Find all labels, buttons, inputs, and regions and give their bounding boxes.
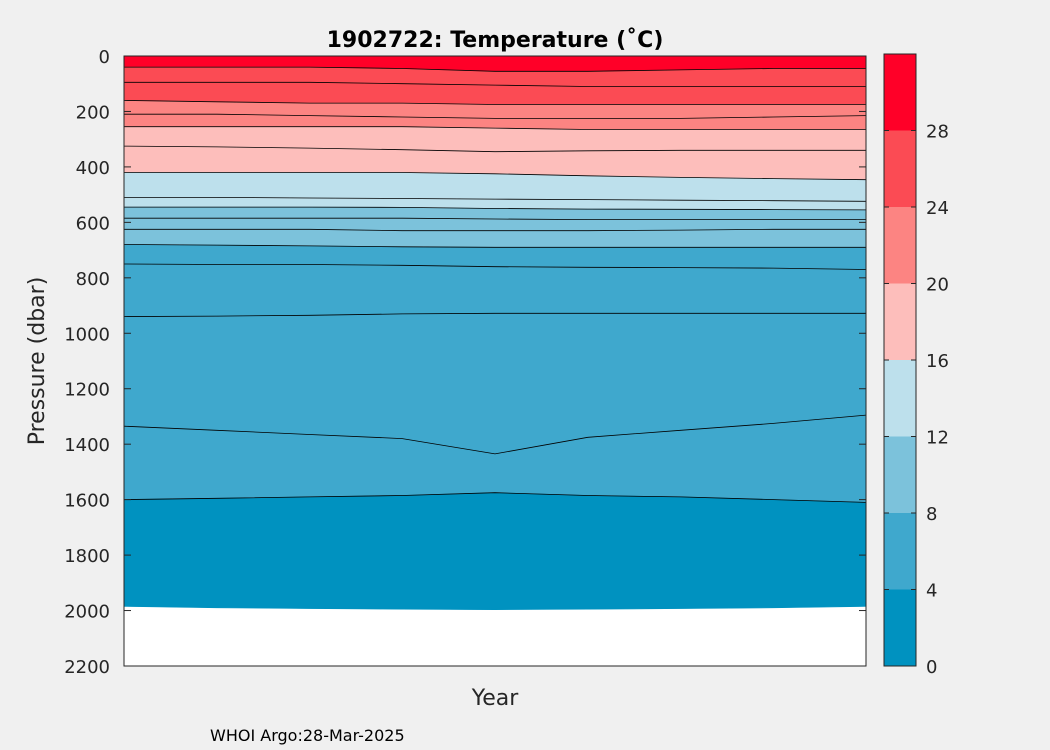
......
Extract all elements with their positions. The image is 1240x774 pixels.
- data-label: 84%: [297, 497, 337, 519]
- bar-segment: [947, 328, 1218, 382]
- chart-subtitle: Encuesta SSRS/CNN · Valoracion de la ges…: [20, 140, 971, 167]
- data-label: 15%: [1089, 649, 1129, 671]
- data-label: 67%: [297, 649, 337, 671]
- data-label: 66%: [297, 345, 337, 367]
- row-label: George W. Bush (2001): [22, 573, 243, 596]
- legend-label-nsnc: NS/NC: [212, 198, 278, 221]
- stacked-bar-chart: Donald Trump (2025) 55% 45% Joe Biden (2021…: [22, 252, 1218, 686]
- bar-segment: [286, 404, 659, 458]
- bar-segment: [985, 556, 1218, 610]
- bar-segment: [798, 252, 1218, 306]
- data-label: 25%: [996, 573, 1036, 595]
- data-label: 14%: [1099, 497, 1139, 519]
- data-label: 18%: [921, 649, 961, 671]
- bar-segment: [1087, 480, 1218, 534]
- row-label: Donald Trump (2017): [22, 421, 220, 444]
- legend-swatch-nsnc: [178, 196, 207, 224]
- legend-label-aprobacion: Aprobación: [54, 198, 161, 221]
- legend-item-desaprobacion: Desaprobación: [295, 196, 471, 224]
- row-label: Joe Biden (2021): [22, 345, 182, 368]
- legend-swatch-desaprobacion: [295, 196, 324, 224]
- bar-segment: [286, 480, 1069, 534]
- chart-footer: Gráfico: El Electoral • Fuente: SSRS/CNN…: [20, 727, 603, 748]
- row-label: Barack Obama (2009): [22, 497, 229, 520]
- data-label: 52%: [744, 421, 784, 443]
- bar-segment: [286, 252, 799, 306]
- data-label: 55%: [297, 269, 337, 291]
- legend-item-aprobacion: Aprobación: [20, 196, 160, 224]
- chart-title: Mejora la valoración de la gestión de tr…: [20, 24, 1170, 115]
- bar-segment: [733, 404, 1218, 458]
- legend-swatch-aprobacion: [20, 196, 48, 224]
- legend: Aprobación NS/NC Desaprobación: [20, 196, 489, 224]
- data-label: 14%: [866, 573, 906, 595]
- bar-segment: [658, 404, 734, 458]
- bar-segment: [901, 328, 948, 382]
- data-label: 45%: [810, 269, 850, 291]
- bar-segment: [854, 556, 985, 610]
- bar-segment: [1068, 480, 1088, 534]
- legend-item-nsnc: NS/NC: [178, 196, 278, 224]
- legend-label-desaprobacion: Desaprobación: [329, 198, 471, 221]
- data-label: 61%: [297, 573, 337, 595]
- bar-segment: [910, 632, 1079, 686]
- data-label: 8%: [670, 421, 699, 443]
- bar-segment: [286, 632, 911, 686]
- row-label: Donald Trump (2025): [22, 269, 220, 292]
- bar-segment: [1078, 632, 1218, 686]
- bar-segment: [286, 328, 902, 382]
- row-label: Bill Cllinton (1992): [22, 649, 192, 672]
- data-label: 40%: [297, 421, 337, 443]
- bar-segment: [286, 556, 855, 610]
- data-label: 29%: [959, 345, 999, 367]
......
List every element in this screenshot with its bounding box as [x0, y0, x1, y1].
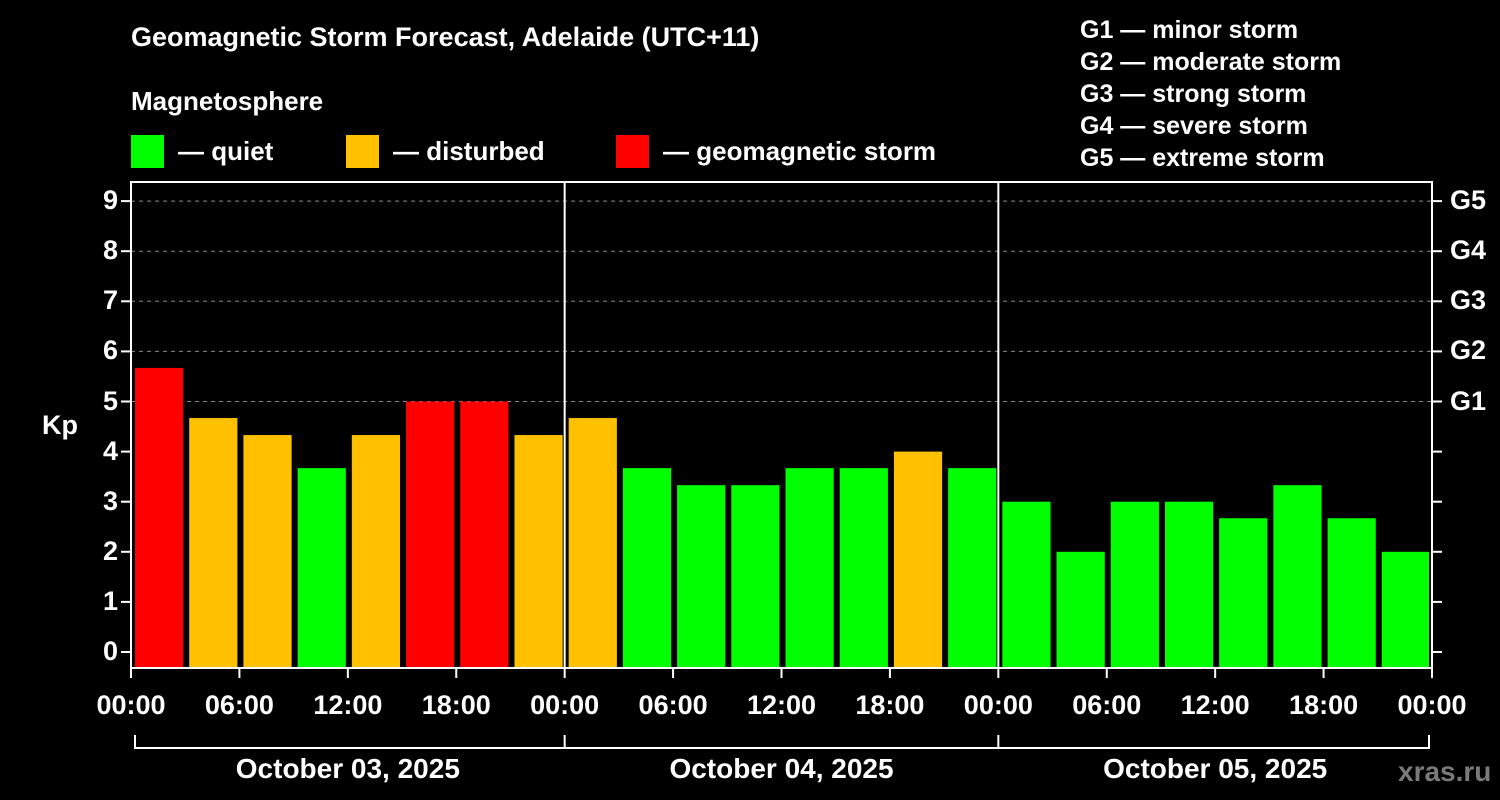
......
■ **SHORT EXERCISE**: Format everything from the line containing "Extract all elements" down to the line containing "- row-label: Donald Trump (2017): [22, 421, 220, 444]", both included, as a numbered list, leaving out any blank lines.

■ **EXERCISE RESULT**:
1. Extract all elements with their positions. The image is 1240x774 pixels.
2. - data-label: 84%: [297, 497, 337, 519]
3. - bar-segment: [947, 328, 1218, 382]
4. - chart-subtitle: Encuesta SSRS/CNN · Valoracion de la ges…: [20, 140, 971, 167]
5. - data-label: 15%: [1089, 649, 1129, 671]
6. - data-label: 67%: [297, 649, 337, 671]
7. - data-label: 66%: [297, 345, 337, 367]
8. - row-label: George W. Bush (2001): [22, 573, 243, 596]
9. - legend-label-nsnc: NS/NC: [212, 198, 278, 221]
10. - stacked-bar-chart: Donald Trump (2025) 55% 45% Joe Biden (2021…: [22, 252, 1218, 686]
11. - bar-segment: [286, 404, 659, 458]
12. - bar-segment: [985, 556, 1218, 610]
13. - bar-segment: [798, 252, 1218, 306]
14. - data-label: 25%: [996, 573, 1036, 595]
15. - data-label: 14%: [1099, 497, 1139, 519]
16. - data-label: 18%: [921, 649, 961, 671]
17. - bar-segment: [1087, 480, 1218, 534]
18. - row-label: Donald Trump (2017): [22, 421, 220, 444]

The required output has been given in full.